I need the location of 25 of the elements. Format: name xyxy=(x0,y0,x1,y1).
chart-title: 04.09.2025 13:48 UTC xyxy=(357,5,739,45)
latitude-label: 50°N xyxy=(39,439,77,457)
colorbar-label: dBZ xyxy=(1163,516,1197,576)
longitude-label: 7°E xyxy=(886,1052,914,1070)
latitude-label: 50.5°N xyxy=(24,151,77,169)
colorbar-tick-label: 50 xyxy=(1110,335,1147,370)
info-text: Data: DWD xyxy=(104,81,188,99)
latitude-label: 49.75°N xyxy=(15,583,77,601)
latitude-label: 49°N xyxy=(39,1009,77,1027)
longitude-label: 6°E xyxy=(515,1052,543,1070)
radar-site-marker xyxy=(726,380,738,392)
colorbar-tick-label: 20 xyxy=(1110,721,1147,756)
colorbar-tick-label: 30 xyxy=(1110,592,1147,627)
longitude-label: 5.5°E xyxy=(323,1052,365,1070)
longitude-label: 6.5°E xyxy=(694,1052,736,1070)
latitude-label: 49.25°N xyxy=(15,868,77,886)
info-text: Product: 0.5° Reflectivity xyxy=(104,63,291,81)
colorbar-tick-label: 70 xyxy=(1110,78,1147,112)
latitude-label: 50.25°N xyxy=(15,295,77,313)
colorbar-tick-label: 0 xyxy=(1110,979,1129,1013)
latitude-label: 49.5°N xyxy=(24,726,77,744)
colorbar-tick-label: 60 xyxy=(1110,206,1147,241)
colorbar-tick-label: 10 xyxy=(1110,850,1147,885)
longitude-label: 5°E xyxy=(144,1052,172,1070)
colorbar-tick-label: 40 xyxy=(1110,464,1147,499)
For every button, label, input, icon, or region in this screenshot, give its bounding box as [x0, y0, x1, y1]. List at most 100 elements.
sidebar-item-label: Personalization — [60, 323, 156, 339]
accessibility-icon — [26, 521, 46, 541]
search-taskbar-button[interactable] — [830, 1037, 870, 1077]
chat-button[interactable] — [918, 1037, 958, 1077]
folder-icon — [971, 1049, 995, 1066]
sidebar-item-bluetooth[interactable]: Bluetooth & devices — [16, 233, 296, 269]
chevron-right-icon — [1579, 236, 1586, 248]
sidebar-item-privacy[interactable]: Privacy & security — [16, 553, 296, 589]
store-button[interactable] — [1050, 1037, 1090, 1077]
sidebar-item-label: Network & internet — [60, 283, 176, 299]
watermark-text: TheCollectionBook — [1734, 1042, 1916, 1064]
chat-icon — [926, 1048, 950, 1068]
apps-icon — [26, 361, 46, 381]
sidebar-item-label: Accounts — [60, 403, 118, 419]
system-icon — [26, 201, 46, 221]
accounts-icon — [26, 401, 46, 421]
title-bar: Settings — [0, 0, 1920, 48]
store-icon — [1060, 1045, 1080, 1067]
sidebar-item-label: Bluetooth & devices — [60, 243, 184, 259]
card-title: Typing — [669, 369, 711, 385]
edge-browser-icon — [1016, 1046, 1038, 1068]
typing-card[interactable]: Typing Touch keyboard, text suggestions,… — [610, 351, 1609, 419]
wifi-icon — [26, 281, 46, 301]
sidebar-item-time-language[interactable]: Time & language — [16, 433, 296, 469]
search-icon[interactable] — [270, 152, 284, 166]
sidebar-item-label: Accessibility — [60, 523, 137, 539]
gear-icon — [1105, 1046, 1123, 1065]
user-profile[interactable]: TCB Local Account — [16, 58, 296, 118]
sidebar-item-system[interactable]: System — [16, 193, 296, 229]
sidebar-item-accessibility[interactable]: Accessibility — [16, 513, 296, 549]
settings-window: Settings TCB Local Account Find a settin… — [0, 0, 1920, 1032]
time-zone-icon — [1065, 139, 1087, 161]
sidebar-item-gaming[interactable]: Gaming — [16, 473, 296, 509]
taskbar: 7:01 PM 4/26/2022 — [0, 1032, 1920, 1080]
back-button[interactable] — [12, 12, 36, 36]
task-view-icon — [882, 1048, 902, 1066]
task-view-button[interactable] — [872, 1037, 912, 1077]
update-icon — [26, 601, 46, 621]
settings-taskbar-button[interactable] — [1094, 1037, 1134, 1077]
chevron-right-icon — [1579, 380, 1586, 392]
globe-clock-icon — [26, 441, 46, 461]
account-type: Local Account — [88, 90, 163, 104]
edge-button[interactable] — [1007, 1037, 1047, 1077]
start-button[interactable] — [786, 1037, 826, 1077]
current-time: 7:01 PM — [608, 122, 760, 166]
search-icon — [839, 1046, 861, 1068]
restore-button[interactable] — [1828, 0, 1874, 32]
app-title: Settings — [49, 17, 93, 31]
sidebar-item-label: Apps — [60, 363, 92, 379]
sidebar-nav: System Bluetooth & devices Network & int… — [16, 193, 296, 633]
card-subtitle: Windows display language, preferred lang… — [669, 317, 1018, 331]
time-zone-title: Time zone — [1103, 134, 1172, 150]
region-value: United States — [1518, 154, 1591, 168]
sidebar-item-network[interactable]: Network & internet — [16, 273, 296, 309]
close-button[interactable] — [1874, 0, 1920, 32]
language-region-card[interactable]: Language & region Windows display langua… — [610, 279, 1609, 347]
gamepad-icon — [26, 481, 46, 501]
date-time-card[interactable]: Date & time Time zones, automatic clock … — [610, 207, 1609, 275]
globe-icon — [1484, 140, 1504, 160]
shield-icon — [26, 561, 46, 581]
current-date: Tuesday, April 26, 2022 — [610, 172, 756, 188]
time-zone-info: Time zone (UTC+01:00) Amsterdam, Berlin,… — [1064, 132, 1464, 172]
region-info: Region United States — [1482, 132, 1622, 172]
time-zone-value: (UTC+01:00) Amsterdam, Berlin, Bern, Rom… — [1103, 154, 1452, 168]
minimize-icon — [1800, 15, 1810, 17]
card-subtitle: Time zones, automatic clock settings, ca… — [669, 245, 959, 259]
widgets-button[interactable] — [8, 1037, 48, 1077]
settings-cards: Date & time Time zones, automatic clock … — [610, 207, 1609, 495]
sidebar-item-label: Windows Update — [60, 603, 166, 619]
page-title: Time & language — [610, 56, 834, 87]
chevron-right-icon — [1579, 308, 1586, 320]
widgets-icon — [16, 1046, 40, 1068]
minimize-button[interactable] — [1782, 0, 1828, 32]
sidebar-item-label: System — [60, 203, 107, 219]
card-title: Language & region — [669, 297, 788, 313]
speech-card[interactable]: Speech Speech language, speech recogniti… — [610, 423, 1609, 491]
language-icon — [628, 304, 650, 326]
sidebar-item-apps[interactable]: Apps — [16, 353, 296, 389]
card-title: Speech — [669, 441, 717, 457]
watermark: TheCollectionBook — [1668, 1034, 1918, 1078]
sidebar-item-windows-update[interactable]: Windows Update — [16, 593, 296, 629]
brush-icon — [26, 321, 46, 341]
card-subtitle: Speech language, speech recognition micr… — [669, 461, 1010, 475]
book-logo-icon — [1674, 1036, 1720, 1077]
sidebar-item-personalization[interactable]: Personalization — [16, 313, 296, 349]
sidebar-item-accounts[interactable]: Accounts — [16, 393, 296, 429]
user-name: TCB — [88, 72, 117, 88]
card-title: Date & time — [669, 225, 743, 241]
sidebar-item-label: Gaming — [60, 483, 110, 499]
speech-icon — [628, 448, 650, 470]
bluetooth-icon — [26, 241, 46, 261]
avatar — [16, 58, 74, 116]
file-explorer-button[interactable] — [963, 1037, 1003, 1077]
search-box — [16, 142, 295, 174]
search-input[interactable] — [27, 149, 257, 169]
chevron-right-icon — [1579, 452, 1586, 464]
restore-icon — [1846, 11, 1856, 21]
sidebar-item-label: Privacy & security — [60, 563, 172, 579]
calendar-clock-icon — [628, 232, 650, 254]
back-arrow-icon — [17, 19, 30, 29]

» Exercise goal
Write out all the records above again, changing "latitude-label" to "lat-label" everywhere and leaving everything else the same.

» Response below
I need the location of 25 of the elements. Format: name xyxy=(x0,y0,x1,y1).
chart-title: 04.09.2025 13:48 UTC xyxy=(357,5,739,45)
lat-label: 50°N xyxy=(39,439,77,457)
colorbar-label: dBZ xyxy=(1163,516,1197,576)
longitude-label: 7°E xyxy=(886,1052,914,1070)
lat-label: 50.5°N xyxy=(24,151,77,169)
colorbar-tick-label: 50 xyxy=(1110,335,1147,370)
info-text: Data: DWD xyxy=(104,81,188,99)
lat-label: 49.75°N xyxy=(15,583,77,601)
lat-label: 49°N xyxy=(39,1009,77,1027)
longitude-label: 6°E xyxy=(515,1052,543,1070)
radar-site-marker xyxy=(726,380,738,392)
colorbar-tick-label: 20 xyxy=(1110,721,1147,756)
colorbar-tick-label: 30 xyxy=(1110,592,1147,627)
longitude-label: 5.5°E xyxy=(323,1052,365,1070)
longitude-label: 6.5°E xyxy=(694,1052,736,1070)
lat-label: 49.25°N xyxy=(15,868,77,886)
info-text: Product: 0.5° Reflectivity xyxy=(104,63,291,81)
colorbar-tick-label: 70 xyxy=(1110,78,1147,112)
lat-label: 50.25°N xyxy=(15,295,77,313)
colorbar-tick-label: 0 xyxy=(1110,979,1129,1013)
lat-label: 49.5°N xyxy=(24,726,77,744)
colorbar-tick-label: 60 xyxy=(1110,206,1147,241)
colorbar-tick-label: 10 xyxy=(1110,850,1147,885)
longitude-label: 5°E xyxy=(144,1052,172,1070)
colorbar-tick-label: 40 xyxy=(1110,464,1147,499)
For every button, label, input, icon, or region in this screenshot, give its bounding box as [x0, y0, x1, y1]. List at most 100 elements.
sidebar-item-label: Personalization — [60, 323, 156, 339]
accessibility-icon — [26, 521, 46, 541]
search-taskbar-button[interactable] — [830, 1037, 870, 1077]
chat-button[interactable] — [918, 1037, 958, 1077]
folder-icon — [971, 1049, 995, 1066]
sidebar-item-bluetooth[interactable]: Bluetooth & devices — [16, 233, 296, 269]
chevron-right-icon — [1579, 236, 1586, 248]
sidebar-item-privacy[interactable]: Privacy & security — [16, 553, 296, 589]
store-button[interactable] — [1050, 1037, 1090, 1077]
sidebar-item-label: Network & internet — [60, 283, 176, 299]
watermark-text: TheCollectionBook — [1734, 1042, 1916, 1064]
chat-icon — [926, 1048, 950, 1068]
apps-icon — [26, 361, 46, 381]
sidebar-item-label: Accounts — [60, 403, 118, 419]
system-icon — [26, 201, 46, 221]
accounts-icon — [26, 401, 46, 421]
title-bar: Settings — [0, 0, 1920, 48]
store-icon — [1060, 1045, 1080, 1067]
sidebar-item-label: Bluetooth & devices — [60, 243, 184, 259]
card-title: Typing — [669, 369, 711, 385]
edge-browser-icon — [1016, 1046, 1038, 1068]
typing-card[interactable]: Typing Touch keyboard, text suggestions,… — [610, 351, 1609, 419]
wifi-icon — [26, 281, 46, 301]
sidebar-item-time-language[interactable]: Time & language — [16, 433, 296, 469]
search-icon[interactable] — [270, 152, 284, 166]
sidebar-item-label: Accessibility — [60, 523, 137, 539]
gear-icon — [1105, 1046, 1123, 1065]
user-profile[interactable]: TCB Local Account — [16, 58, 296, 118]
sidebar-item-system[interactable]: System — [16, 193, 296, 229]
sidebar-item-accessibility[interactable]: Accessibility — [16, 513, 296, 549]
settings-window: Settings TCB Local Account Find a settin… — [0, 0, 1920, 1032]
time-zone-icon — [1065, 139, 1087, 161]
sidebar-item-gaming[interactable]: Gaming — [16, 473, 296, 509]
taskbar: 7:01 PM 4/26/2022 — [0, 1032, 1920, 1080]
back-button[interactable] — [12, 12, 36, 36]
task-view-icon — [882, 1048, 902, 1066]
task-view-button[interactable] — [872, 1037, 912, 1077]
update-icon — [26, 601, 46, 621]
settings-taskbar-button[interactable] — [1094, 1037, 1134, 1077]
chevron-right-icon — [1579, 380, 1586, 392]
globe-clock-icon — [26, 441, 46, 461]
account-type: Local Account — [88, 90, 163, 104]
edge-button[interactable] — [1007, 1037, 1047, 1077]
start-button[interactable] — [786, 1037, 826, 1077]
current-time: 7:01 PM — [608, 122, 760, 166]
search-icon — [839, 1046, 861, 1068]
restore-button[interactable] — [1828, 0, 1874, 32]
app-title: Settings — [49, 17, 93, 31]
sidebar-item-label: Apps — [60, 363, 92, 379]
sidebar-nav: System Bluetooth & devices Network & int… — [16, 193, 296, 633]
card-subtitle: Windows display language, preferred lang… — [669, 317, 1018, 331]
time-zone-title: Time zone — [1103, 134, 1172, 150]
region-value: United States — [1518, 154, 1591, 168]
sidebar-item-network[interactable]: Network & internet — [16, 273, 296, 309]
close-button[interactable] — [1874, 0, 1920, 32]
language-region-card[interactable]: Language & region Windows display langua… — [610, 279, 1609, 347]
gamepad-icon — [26, 481, 46, 501]
date-time-card[interactable]: Date & time Time zones, automatic clock … — [610, 207, 1609, 275]
globe-icon — [1484, 140, 1504, 160]
shield-icon — [26, 561, 46, 581]
current-date: Tuesday, April 26, 2022 — [610, 172, 756, 188]
time-zone-info: Time zone (UTC+01:00) Amsterdam, Berlin,… — [1064, 132, 1464, 172]
region-info: Region United States — [1482, 132, 1622, 172]
time-zone-value: (UTC+01:00) Amsterdam, Berlin, Bern, Rom… — [1103, 154, 1452, 168]
minimize-icon — [1800, 15, 1810, 17]
card-subtitle: Time zones, automatic clock settings, ca… — [669, 245, 959, 259]
widgets-button[interactable] — [8, 1037, 48, 1077]
settings-cards: Date & time Time zones, automatic clock … — [610, 207, 1609, 495]
sidebar-item-label: Windows Update — [60, 603, 166, 619]
page-title: Time & language — [610, 56, 834, 87]
chevron-right-icon — [1579, 308, 1586, 320]
widgets-icon — [16, 1046, 40, 1068]
minimize-button[interactable] — [1782, 0, 1828, 32]
sidebar-item-label: System — [60, 203, 107, 219]
card-title: Language & region — [669, 297, 788, 313]
speech-card[interactable]: Speech Speech language, speech recogniti… — [610, 423, 1609, 491]
language-icon — [628, 304, 650, 326]
sidebar-item-apps[interactable]: Apps — [16, 353, 296, 389]
card-title: Speech — [669, 441, 717, 457]
watermark: TheCollectionBook — [1668, 1034, 1918, 1078]
sidebar-item-windows-update[interactable]: Windows Update — [16, 593, 296, 629]
brush-icon — [26, 321, 46, 341]
card-subtitle: Speech language, speech recognition micr… — [669, 461, 1010, 475]
book-logo-icon — [1674, 1036, 1720, 1077]
sidebar-item-personalization[interactable]: Personalization — [16, 313, 296, 349]
sidebar-item-accounts[interactable]: Accounts — [16, 393, 296, 429]
user-name: TCB — [88, 72, 117, 88]
card-title: Date & time — [669, 225, 743, 241]
sidebar-item-label: Gaming — [60, 483, 110, 499]
speech-icon — [628, 448, 650, 470]
bluetooth-icon — [26, 241, 46, 261]
avatar — [16, 58, 74, 116]
file-explorer-button[interactable] — [963, 1037, 1003, 1077]
search-box — [16, 142, 295, 174]
search-input[interactable] — [27, 149, 257, 169]
chevron-right-icon — [1579, 452, 1586, 464]
restore-icon — [1846, 11, 1856, 21]
sidebar-item-label: Privacy & security — [60, 563, 172, 579]
calendar-clock-icon — [628, 232, 650, 254]
back-arrow-icon — [17, 19, 30, 29]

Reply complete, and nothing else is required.